GIVEN ENTRIES
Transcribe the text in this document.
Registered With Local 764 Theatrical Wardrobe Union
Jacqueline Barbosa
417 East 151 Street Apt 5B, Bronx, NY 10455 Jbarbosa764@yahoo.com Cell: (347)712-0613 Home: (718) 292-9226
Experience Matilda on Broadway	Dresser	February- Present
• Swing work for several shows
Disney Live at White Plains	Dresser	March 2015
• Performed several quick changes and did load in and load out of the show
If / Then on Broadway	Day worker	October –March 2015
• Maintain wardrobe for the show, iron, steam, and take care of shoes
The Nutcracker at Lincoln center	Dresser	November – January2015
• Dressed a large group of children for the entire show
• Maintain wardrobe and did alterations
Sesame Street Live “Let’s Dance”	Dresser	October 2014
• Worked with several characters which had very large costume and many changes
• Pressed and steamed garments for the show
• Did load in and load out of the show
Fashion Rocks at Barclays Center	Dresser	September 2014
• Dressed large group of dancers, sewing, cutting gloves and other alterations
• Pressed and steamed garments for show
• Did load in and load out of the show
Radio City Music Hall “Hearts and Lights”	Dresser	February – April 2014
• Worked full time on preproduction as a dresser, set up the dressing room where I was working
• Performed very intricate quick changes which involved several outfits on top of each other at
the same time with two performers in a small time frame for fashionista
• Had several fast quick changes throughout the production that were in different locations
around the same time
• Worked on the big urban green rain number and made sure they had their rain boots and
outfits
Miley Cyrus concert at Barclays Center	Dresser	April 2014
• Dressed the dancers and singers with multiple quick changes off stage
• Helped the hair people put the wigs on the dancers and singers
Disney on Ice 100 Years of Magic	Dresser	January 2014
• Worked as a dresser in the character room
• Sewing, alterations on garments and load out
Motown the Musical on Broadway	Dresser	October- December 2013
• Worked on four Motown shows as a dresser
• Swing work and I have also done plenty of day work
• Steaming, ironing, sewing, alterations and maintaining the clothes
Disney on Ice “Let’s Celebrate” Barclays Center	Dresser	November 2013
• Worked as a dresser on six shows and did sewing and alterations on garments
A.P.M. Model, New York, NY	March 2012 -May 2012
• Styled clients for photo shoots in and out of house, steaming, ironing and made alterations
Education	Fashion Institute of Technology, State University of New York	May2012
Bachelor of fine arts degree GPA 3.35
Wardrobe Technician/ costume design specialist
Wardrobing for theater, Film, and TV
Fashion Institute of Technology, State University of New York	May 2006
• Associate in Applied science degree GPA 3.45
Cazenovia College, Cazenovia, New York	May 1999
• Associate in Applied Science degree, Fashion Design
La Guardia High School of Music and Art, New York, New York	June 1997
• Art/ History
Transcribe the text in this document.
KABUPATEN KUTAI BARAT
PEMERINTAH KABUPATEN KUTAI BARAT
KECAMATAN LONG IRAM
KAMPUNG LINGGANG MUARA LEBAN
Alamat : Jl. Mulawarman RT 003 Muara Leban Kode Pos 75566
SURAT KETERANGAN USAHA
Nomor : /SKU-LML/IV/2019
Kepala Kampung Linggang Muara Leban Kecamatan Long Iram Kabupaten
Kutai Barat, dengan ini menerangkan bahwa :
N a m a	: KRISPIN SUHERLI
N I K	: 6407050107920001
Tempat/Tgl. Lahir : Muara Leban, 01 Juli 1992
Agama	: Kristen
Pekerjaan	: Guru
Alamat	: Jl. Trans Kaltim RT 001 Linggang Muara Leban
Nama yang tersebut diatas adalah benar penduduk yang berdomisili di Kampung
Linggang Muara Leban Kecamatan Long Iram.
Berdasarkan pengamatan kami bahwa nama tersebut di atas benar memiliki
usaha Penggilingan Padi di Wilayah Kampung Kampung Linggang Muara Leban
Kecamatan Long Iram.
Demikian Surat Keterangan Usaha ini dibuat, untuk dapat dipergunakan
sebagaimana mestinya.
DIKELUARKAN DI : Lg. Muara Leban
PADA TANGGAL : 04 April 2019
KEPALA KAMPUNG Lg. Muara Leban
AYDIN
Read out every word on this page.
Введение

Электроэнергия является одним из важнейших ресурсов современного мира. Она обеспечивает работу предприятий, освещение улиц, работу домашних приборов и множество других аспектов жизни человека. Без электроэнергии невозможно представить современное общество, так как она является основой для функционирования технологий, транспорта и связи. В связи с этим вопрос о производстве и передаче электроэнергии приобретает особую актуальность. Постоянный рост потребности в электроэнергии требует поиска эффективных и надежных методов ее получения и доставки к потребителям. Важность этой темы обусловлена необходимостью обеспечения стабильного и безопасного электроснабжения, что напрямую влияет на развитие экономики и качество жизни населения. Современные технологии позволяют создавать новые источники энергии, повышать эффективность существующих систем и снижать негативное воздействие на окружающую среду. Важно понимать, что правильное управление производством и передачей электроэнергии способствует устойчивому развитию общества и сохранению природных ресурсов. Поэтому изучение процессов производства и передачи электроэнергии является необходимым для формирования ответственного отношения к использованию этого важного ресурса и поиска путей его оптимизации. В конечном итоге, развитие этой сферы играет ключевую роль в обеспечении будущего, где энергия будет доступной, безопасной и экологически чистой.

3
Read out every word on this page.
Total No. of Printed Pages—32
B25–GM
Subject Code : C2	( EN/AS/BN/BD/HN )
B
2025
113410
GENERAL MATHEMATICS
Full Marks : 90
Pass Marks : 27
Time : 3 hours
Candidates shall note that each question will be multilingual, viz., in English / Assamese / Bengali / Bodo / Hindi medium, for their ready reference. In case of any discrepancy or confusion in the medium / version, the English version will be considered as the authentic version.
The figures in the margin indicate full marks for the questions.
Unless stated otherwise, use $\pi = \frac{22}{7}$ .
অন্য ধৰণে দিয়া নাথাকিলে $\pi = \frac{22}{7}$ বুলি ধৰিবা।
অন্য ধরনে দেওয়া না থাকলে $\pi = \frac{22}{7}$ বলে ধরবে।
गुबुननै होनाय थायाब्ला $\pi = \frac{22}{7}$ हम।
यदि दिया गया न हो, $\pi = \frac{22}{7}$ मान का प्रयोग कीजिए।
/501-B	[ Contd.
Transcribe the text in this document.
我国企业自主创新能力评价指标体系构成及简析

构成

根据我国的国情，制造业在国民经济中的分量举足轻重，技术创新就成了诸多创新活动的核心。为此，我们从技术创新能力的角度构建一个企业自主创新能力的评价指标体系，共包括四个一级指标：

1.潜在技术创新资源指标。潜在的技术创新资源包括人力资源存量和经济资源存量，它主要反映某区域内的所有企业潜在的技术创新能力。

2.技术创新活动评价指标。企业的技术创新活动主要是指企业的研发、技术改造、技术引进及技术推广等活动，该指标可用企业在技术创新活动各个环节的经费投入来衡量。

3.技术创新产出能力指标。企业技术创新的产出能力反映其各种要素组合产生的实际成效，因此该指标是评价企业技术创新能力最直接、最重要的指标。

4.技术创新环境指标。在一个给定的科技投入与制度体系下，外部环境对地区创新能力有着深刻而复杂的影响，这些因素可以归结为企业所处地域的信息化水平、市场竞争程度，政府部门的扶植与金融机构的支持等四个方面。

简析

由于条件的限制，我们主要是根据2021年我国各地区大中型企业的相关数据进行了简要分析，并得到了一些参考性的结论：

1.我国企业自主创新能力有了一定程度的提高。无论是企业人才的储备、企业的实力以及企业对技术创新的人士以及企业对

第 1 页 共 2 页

SET EXERCISE
Pull out all lines from the listing that contain the string "changes".

COMPLETED EXERCISE
• Performed several quick changes and did load in and load out of the show
• Worked with several characters which had very large costume and many changes
• Performed very intricate quick changes which involved several outfits on top of each other at
• Had several fast quick changes throughout the production that were in different locations
• Dressed the dancers and singers with multiple quick changes off stage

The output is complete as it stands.